--- READING PASSAGE Enclosed Below ---

Rachel Eisenhauer April 29, 2015
Top 4 Takeaways from the 2015 Forrester Marketing Leader’s Forum

Forrester’s Marketing Leaders Forum took place in New York City for the first time, after previous years in northern California. The theme of this year’s conference was “Connect, Engage, Deliver,” and the resounding focus of discussions was to put people front and center, not the marketer nor the business. In the age of the customer, individual people are the focus, which is why the following takeaways all speak to the power of engaging with individuals.

1. Marketers are deepening personalization even further than before with true, one-to-one individualization.
Marketing leaders are learning that it is not enough to deliver mass personalized experiences. Mass personalization, or personalizing a few elements of a marketing communication, such as customer first name, last item purchased and their location, does not mean the experience is truly individualized or even relevant to the customer. Marketers are now taking steps – albeit, short ones – to better understand their customers at the individual level. By gathering and using individualized insights about their customers, marketing goals are unlimited: link online interactions to offline spend, re-engage with high-value customers, or sharpen and optimize media spend by linking the audience buy side to individuals.

2. Data is the natural energy resource fueling marketers.

--- End of Enclosed READING PASSAGE ---
--- EXCERPTED DATA Enclosed Below ---

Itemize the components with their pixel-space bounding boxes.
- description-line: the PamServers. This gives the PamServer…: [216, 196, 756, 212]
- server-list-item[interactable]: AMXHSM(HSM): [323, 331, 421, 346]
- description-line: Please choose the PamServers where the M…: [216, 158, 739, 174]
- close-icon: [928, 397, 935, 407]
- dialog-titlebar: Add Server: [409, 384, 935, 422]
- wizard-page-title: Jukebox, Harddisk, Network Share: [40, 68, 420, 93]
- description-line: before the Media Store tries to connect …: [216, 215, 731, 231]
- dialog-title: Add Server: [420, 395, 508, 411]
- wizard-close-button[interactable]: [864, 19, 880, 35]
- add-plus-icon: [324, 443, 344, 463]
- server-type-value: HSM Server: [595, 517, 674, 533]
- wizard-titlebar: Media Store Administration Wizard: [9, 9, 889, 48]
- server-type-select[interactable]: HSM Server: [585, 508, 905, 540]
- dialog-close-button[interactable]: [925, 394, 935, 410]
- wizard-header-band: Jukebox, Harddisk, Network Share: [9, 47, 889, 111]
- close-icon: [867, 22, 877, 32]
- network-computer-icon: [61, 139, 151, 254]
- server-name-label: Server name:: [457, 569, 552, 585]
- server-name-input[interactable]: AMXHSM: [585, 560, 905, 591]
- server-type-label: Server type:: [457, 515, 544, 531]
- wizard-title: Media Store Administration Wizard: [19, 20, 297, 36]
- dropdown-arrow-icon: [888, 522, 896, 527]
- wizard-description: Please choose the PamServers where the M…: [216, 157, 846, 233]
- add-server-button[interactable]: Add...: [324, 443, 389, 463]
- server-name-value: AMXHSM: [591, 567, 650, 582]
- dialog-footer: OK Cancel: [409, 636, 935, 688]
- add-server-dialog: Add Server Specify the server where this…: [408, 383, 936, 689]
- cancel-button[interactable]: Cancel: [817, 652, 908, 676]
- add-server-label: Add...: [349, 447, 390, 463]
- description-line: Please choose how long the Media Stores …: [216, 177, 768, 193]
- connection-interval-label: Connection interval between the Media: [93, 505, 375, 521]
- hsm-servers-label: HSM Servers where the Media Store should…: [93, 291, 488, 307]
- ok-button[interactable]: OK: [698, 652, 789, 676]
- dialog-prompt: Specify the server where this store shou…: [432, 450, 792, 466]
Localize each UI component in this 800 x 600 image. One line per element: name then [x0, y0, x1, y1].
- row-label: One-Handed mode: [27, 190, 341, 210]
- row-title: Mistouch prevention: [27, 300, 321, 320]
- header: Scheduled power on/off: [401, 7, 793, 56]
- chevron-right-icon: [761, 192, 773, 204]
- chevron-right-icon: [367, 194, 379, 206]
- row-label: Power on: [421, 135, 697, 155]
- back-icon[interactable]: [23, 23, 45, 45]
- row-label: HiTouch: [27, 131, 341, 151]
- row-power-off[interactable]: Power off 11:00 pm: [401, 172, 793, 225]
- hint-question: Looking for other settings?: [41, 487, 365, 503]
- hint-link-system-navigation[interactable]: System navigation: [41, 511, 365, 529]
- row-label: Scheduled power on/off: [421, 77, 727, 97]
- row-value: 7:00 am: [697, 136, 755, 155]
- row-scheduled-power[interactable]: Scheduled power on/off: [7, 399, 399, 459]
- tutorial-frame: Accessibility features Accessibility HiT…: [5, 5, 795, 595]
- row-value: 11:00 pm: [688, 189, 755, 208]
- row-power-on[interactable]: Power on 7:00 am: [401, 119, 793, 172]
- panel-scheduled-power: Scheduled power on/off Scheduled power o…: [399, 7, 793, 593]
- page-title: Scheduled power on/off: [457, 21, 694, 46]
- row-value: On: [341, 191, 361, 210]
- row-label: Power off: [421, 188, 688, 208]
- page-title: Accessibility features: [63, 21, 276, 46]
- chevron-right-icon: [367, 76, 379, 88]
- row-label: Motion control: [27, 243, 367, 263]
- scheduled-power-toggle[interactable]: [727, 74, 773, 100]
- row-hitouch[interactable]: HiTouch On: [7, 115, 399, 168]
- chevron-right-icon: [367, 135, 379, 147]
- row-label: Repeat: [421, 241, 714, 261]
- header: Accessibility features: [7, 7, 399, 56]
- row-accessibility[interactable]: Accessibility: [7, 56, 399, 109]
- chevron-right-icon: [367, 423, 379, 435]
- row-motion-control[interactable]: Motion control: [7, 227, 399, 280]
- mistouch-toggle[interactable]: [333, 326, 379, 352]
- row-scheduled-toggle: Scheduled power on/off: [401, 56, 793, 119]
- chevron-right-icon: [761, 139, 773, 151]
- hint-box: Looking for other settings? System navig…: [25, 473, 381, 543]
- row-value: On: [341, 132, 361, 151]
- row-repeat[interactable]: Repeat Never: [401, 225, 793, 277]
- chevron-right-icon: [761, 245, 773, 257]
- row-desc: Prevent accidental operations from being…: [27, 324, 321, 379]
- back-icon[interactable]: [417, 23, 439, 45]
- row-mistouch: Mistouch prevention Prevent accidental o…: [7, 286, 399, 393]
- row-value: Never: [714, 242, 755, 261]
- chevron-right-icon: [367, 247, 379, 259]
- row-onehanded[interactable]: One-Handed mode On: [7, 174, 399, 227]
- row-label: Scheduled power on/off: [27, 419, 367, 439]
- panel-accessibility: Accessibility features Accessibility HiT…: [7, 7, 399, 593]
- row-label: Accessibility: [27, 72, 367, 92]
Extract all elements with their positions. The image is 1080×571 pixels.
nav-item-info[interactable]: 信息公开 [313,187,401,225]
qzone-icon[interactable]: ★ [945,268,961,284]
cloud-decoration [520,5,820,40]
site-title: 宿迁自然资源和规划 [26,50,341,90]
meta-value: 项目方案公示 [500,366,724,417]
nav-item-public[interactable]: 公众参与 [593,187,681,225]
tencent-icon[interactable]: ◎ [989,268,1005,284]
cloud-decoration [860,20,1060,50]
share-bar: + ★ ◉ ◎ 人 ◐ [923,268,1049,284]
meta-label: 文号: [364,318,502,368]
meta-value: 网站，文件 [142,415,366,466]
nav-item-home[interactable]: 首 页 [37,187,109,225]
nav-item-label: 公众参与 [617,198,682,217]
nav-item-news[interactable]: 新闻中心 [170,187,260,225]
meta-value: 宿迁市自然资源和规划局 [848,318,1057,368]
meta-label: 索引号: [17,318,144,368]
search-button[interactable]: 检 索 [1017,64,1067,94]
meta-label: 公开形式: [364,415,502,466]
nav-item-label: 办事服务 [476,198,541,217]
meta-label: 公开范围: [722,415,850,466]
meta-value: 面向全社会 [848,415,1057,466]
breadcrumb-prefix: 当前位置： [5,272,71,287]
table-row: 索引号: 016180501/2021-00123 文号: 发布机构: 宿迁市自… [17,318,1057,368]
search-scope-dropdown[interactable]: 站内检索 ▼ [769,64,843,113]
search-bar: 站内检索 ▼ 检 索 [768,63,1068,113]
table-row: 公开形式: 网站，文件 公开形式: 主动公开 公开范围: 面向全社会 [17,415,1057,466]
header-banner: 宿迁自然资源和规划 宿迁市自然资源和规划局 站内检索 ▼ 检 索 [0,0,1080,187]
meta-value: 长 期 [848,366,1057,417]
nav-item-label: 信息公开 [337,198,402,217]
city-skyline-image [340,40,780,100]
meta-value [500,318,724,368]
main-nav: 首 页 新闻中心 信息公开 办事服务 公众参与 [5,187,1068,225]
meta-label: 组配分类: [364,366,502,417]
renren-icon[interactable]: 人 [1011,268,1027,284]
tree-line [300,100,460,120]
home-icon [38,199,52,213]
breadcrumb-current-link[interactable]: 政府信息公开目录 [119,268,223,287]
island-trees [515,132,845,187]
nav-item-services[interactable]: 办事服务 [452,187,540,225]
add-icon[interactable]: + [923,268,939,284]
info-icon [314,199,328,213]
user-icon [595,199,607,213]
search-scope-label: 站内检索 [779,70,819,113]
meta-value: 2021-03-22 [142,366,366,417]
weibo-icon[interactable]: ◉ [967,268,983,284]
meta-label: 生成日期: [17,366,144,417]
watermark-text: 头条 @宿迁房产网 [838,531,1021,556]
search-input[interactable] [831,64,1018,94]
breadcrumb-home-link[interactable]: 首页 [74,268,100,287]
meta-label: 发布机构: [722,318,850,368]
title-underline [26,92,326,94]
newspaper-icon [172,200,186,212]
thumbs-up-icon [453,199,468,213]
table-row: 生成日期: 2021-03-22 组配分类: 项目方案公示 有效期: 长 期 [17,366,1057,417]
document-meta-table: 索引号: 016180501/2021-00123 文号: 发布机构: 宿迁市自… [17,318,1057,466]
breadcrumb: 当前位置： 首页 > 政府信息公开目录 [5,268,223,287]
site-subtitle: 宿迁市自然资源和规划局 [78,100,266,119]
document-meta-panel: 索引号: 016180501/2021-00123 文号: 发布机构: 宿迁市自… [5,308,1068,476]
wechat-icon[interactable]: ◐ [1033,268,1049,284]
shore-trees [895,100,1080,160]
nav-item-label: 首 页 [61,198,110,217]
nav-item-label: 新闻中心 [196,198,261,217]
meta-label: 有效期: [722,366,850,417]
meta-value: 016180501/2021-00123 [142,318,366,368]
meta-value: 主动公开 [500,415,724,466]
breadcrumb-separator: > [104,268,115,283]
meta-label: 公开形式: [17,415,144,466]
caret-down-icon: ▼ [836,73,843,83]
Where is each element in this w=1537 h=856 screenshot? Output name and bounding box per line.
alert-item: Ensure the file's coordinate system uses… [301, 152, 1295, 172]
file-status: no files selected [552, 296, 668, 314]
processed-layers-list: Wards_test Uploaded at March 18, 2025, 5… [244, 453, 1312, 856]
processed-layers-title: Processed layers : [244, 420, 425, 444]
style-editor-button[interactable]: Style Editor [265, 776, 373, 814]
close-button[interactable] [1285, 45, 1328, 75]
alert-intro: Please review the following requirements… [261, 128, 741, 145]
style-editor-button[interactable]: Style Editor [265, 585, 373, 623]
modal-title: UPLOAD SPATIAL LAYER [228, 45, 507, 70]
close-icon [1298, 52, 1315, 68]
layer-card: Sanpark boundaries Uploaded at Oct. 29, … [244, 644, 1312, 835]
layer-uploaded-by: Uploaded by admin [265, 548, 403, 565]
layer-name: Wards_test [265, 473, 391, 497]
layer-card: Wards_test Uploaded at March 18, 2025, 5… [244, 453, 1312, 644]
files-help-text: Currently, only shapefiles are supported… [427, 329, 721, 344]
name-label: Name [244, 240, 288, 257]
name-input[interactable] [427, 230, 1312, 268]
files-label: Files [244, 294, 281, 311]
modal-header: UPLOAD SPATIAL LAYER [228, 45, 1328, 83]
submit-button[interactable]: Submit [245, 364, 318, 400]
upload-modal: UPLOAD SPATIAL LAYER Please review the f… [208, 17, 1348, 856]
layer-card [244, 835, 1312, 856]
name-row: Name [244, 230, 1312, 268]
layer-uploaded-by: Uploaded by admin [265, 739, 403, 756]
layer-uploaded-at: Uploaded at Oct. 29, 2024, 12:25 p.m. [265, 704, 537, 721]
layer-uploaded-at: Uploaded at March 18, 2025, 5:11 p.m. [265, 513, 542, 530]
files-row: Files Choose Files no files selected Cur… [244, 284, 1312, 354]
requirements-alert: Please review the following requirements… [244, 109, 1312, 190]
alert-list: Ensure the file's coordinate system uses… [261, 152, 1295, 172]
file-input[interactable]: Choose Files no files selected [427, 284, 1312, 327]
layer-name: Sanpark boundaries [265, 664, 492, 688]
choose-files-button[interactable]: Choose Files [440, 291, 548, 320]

--- End of Enclosed EXCERPTED DATA ---

EXERCISE REQUIREMENTS — Pick up the post on takeaways from the 2015 Forrester Marketing Leaders Forum at the point where it stops, and carry it forward. You can set the entries aside; they aren't needed here.

EXPECTED ANSWER —
Steve Yap, Google’s director of data and measurement platforms, delivered it best: “Data is the natural resource of our marketing energy. It fuels us.” Just like a natural resource, data occurs naturally and is derived from the (marketing) environment in which it exists, though not all of it is useable in its raw form. Yap further strengthened his metaphor: “Seventy percent of the world is covered in water, but only 12 percent is drinkable. Similar to data, only a small portion of it is actionable.”

The abundance of data available to marketers is greater than ever, but it needs purification by way of a central unified system – or data management platforms (DMPs) – to make it clean and thereby actionable across marketing programs. Adobe CMO Ann Lewnes agrees, stating the term ‘big data’ is just a buzzword and is amorphous. The only data that truly matters is actionable data, and centralizing data is the biggest factor in allowing marketers to use data successfully.

As marketers, we also need to adjust the way we think about data. Yap suggested not looking at the data points, but at individual people, which is why he asked, “When was the last time the CMO was in the retail store, watching customers moving and interacting? Are they engaging with products? Are they taking out smartphones to take a photo?” To Yap, these are all data points and act as micro moments in time that serve to inform the marketer, but that don’t come from a click or conversion. As marketers shift their perspective to see an individual person, rather than the data points of that person, they will inevitably engage with their customers on a one-to-one, individualized level.

3. Attribution measurement is evolving to measure customer value across the entire journey.
Forrester Analyst Tina Moffet took us through this example of her customer journey (below), but noted that today, attribution measures only the marketing impact at transactional inflection points (such as a TV ad, paid search or product registration) and not the customer interactions with the brand. It fails to show how customer preferences, segments, cadence and frequency impact the customer value, leaving marketers with a missed opportunity. Savvy brands use multiple approaches to better understand performance, and need to start injecting more customer data to measure performance across the journey. CMOs will also need to source the right data – actionable, quality data from online and offline sources – which is challenging.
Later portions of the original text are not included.